State how many lines of the entries below hold the word "adapter"; reply with nothing but the number.

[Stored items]
* * * * * * *

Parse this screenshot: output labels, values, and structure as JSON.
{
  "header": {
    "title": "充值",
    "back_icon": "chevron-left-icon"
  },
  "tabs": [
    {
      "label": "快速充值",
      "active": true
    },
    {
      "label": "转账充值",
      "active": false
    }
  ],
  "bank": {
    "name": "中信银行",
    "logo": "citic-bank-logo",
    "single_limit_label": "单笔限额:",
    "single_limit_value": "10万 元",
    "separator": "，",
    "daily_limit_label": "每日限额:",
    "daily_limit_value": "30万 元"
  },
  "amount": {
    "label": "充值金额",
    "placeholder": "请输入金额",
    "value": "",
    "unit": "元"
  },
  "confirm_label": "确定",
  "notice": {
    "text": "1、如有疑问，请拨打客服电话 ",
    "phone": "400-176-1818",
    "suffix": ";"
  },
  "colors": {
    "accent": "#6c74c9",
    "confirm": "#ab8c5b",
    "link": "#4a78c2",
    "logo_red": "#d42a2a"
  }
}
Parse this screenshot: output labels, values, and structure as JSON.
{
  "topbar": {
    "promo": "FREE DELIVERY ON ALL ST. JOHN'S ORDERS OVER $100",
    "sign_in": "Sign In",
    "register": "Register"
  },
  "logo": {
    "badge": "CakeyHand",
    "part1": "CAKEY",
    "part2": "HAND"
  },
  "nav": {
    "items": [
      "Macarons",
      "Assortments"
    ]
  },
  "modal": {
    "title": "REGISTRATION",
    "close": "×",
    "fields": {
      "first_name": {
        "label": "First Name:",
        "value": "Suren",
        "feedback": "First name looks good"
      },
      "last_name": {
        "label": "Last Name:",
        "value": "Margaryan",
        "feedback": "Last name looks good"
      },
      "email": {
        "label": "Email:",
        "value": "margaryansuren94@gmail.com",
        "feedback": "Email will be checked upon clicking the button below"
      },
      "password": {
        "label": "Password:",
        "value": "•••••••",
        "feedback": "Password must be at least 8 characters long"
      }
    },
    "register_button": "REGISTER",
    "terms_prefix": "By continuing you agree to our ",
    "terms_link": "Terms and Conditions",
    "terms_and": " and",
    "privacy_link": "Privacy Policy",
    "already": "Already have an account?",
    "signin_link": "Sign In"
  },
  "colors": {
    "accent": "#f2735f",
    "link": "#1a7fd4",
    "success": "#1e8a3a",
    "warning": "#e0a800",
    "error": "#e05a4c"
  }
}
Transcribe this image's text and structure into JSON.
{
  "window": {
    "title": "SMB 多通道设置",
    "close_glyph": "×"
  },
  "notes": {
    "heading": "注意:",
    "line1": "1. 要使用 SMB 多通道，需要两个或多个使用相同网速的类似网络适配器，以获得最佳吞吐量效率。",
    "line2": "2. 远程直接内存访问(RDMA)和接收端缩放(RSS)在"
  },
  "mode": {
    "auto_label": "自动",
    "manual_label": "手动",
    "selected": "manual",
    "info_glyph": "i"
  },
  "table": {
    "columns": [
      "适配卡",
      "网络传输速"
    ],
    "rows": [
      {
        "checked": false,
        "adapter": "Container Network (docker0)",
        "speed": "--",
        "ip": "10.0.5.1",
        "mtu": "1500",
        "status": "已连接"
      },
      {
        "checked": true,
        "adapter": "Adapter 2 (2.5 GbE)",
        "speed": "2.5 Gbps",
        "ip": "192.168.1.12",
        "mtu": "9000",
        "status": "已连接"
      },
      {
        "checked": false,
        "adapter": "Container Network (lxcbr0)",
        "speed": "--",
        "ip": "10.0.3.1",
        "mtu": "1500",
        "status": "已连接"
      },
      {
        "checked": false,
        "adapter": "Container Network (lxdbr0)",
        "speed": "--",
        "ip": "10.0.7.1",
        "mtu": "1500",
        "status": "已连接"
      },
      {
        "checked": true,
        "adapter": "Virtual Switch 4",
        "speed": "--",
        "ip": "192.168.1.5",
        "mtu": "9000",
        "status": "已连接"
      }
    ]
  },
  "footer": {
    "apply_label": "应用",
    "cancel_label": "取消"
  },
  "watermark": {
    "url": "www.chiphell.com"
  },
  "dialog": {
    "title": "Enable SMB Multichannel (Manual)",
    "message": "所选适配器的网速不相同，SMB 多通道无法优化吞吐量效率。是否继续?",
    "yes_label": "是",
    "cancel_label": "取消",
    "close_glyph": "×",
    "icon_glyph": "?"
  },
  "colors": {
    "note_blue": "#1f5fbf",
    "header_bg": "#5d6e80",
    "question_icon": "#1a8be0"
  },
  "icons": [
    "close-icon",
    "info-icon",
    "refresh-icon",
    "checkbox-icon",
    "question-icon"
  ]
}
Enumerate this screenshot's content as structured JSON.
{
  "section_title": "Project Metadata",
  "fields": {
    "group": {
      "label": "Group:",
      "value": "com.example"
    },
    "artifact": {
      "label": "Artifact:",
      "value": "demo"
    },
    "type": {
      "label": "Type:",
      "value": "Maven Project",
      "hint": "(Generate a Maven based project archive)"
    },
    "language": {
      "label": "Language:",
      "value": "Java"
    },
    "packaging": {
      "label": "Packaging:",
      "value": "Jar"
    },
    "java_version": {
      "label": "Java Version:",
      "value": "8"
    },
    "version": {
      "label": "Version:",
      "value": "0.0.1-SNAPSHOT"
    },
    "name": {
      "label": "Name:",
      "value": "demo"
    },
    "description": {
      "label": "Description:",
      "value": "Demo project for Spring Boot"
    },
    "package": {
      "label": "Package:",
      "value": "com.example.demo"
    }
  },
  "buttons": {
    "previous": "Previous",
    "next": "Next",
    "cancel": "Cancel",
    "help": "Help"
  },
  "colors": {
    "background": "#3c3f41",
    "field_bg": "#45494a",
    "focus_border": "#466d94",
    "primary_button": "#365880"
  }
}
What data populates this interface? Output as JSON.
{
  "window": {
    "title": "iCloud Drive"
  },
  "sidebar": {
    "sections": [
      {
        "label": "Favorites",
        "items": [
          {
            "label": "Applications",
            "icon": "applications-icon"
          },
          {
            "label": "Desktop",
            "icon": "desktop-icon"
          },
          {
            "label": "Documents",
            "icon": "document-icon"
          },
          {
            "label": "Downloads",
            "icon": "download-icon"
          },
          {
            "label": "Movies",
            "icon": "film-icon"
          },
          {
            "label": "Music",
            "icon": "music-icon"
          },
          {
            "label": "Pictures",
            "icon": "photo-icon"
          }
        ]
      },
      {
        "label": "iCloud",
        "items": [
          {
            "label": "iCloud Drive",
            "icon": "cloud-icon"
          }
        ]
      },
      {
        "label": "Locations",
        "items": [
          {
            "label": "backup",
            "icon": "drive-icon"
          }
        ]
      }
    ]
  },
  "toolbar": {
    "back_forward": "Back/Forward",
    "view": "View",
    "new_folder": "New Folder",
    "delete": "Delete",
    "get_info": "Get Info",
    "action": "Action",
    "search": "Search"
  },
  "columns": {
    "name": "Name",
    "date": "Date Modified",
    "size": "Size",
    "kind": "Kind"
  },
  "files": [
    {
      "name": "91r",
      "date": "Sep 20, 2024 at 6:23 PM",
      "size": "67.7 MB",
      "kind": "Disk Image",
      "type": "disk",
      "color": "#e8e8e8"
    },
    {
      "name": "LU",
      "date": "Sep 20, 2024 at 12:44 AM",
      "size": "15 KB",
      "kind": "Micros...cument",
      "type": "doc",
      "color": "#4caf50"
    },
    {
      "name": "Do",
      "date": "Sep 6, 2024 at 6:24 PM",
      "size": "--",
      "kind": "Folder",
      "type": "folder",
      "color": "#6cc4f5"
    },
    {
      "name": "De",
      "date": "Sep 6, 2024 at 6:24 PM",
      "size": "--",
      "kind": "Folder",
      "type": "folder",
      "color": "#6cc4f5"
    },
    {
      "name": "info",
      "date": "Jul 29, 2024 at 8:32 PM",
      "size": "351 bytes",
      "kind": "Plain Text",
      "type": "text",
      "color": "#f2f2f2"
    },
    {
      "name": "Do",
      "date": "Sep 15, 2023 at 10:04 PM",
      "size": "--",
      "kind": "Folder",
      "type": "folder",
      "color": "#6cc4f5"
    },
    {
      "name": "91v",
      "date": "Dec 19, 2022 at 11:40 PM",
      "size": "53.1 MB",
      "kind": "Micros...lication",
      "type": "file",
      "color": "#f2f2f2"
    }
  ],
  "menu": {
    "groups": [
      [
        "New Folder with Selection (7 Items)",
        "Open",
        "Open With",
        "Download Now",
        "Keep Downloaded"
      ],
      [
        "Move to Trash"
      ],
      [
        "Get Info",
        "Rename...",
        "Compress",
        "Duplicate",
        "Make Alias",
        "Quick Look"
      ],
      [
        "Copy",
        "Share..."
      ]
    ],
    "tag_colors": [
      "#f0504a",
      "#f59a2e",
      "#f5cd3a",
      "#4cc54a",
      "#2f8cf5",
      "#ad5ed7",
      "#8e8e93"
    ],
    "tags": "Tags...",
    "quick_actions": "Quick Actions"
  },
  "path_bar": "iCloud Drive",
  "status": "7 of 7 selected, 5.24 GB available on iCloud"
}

* * * * * * *

TASK ANSWER:
5